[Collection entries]
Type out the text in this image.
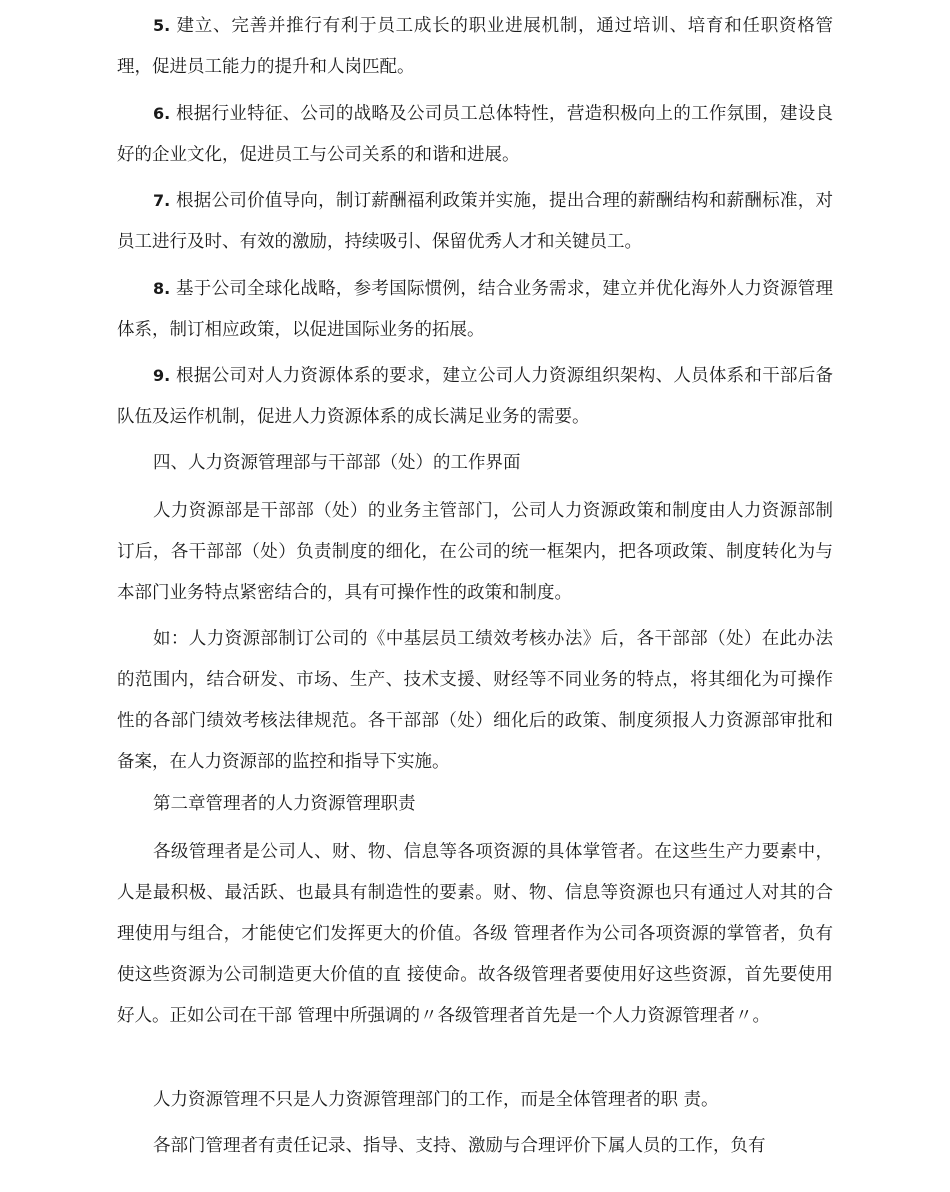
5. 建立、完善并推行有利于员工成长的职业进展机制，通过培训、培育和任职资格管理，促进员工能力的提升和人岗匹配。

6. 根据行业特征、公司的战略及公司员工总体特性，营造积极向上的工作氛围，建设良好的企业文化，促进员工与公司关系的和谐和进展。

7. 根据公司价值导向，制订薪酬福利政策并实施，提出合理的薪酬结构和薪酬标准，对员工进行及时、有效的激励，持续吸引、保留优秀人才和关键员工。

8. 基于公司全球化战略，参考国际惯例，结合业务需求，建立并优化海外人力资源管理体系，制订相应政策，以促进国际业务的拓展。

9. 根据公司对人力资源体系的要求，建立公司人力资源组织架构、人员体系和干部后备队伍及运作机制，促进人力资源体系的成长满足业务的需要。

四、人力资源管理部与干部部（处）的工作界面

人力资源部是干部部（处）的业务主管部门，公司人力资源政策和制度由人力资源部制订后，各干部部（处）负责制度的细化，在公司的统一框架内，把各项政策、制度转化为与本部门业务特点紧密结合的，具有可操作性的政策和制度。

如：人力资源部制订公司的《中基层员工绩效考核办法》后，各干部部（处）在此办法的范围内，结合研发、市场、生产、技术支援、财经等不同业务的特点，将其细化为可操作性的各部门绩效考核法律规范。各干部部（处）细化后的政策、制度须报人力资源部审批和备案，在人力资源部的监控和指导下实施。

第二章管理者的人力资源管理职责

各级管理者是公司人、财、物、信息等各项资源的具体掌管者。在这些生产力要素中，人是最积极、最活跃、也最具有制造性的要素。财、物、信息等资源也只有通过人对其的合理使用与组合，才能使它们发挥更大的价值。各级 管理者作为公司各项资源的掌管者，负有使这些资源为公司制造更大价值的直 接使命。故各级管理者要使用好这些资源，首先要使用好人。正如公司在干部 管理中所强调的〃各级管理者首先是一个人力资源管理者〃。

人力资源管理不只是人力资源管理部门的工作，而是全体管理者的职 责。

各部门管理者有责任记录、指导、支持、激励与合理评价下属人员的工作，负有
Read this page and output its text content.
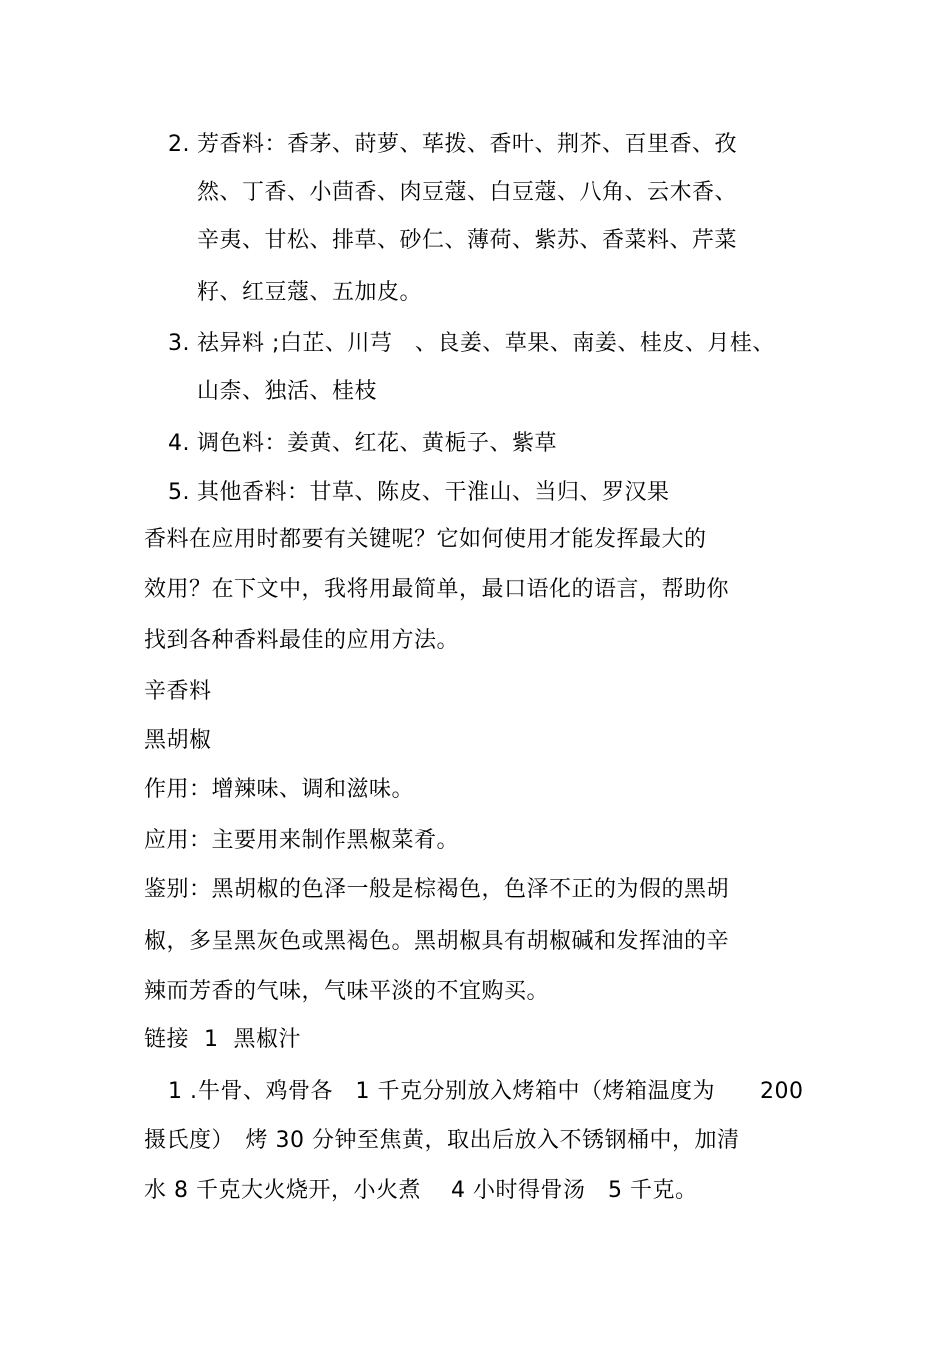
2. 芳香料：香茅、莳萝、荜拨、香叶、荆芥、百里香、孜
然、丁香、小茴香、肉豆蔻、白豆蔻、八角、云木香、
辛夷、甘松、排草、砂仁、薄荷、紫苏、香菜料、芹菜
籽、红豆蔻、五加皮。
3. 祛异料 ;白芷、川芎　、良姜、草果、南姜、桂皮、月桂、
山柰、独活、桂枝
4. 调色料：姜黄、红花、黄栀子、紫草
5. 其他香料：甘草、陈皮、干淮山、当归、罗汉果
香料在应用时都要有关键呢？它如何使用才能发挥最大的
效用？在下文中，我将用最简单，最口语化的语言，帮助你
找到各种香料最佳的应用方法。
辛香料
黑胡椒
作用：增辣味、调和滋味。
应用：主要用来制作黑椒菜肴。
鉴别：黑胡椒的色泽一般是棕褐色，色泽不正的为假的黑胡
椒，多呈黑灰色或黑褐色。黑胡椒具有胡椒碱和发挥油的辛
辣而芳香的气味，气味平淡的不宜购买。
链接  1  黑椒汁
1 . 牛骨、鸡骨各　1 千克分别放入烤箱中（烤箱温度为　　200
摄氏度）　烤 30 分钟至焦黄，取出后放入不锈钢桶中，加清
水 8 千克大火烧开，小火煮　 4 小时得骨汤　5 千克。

Required task: Emit the lines from the line containing "Read this page and output its text content." to the final line of the material, inclusive, exactly as written; pictures are excluded.

Solved exercise:
Read this page and output its text content.
2. 芳香料：香茅、莳萝、荜拨、香叶、荆芥、百里香、孜
然、丁香、小茴香、肉豆蔻、白豆蔻、八角、云木香、
辛夷、甘松、排草、砂仁、薄荷、紫苏、香菜料、芹菜
籽、红豆蔻、五加皮。
3. 祛异料 ;白芷、川芎　、良姜、草果、南姜、桂皮、月桂、
山柰、独活、桂枝
4. 调色料：姜黄、红花、黄栀子、紫草
5. 其他香料：甘草、陈皮、干淮山、当归、罗汉果
香料在应用时都要有关键呢？它如何使用才能发挥最大的
效用？在下文中，我将用最简单，最口语化的语言，帮助你
找到各种香料最佳的应用方法。
辛香料
黑胡椒
作用：增辣味、调和滋味。
应用：主要用来制作黑椒菜肴。
鉴别：黑胡椒的色泽一般是棕褐色，色泽不正的为假的黑胡
椒，多呈黑灰色或黑褐色。黑胡椒具有胡椒碱和发挥油的辛
辣而芳香的气味，气味平淡的不宜购买。
链接  1  黑椒汁
1 . 牛骨、鸡骨各　1 千克分别放入烤箱中（烤箱温度为　　200
摄氏度）　烤 30 分钟至焦黄，取出后放入不锈钢桶中，加清
水 8 千克大火烧开，小火煮　 4 小时得骨汤　5 千克。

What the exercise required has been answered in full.